◆ Requirements:
Reproduce the data word for word, from its first line through the line containing "- x-tick-label: 2011: [628, 305, 650, 317]", including both of those lines.

[Data entries]
· · · ·
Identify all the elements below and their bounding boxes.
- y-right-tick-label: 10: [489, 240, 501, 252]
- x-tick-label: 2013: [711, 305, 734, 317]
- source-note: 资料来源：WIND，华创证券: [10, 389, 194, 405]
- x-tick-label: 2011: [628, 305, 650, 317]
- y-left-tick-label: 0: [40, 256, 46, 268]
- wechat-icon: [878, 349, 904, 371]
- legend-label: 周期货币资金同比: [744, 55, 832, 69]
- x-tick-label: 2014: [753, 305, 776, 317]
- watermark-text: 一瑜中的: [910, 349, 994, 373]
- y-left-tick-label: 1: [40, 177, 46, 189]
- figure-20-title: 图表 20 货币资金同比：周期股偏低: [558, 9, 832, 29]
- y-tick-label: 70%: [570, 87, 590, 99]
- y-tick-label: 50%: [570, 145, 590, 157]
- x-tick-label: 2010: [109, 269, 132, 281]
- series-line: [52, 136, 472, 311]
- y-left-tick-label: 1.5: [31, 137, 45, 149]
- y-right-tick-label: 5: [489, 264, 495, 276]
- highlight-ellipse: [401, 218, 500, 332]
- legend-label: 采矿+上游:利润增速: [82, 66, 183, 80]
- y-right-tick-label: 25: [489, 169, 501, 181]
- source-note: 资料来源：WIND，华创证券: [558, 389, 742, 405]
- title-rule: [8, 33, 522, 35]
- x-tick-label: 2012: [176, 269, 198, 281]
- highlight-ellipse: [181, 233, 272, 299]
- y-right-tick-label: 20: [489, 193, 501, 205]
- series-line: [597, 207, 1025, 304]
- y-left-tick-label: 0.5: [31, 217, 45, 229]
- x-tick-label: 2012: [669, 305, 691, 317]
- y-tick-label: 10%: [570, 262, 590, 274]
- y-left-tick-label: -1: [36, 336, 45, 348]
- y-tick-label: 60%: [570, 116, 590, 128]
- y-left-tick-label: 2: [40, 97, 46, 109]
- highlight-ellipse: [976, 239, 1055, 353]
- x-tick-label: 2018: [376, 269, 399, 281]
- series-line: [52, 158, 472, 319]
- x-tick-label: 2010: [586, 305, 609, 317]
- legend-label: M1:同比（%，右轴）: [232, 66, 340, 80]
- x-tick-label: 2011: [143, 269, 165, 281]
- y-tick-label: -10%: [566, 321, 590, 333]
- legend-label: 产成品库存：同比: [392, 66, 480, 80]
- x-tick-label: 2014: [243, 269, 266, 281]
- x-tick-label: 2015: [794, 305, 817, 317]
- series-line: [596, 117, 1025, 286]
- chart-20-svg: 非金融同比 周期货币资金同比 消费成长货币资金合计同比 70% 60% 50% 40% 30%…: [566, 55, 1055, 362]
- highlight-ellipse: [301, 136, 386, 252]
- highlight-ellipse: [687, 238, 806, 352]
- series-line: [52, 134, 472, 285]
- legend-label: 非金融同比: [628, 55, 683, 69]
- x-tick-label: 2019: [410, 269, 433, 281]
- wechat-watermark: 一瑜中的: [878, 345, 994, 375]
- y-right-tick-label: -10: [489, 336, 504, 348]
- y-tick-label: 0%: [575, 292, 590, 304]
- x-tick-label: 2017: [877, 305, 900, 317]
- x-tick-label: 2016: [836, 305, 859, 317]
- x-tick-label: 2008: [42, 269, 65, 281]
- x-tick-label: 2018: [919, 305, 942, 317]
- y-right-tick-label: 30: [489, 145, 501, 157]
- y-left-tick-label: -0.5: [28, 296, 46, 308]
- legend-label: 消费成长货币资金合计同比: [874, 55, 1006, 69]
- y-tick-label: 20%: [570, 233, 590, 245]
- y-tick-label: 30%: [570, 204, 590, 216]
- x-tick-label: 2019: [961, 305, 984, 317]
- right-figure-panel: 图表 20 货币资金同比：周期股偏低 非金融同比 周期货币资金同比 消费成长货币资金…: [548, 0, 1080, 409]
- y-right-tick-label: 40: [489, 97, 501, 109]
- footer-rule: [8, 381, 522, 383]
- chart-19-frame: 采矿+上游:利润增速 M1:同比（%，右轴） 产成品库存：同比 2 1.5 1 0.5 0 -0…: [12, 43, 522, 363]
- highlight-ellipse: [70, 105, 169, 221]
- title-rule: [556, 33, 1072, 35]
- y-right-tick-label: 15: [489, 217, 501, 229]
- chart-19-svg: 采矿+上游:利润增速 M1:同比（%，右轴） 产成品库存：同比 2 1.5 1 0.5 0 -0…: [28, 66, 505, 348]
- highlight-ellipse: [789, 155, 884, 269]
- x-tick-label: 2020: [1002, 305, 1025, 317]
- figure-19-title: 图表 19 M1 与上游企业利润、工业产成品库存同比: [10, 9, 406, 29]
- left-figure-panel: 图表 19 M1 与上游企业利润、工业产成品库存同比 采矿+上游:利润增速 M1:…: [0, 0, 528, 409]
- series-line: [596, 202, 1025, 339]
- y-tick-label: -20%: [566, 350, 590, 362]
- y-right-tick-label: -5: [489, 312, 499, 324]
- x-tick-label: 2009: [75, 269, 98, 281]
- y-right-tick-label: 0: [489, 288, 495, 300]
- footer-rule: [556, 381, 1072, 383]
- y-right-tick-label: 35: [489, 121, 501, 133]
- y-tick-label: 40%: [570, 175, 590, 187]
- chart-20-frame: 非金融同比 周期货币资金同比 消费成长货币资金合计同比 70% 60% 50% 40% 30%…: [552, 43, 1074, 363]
· · · ·
◆ Output for this task:
Identify all the elements below and their bounding boxes.
- y-right-tick-label: 10: [489, 240, 501, 252]
- x-tick-label: 2013: [711, 305, 734, 317]
- source-note: 资料来源：WIND，华创证券: [10, 389, 194, 405]
- x-tick-label: 2011: [628, 305, 650, 317]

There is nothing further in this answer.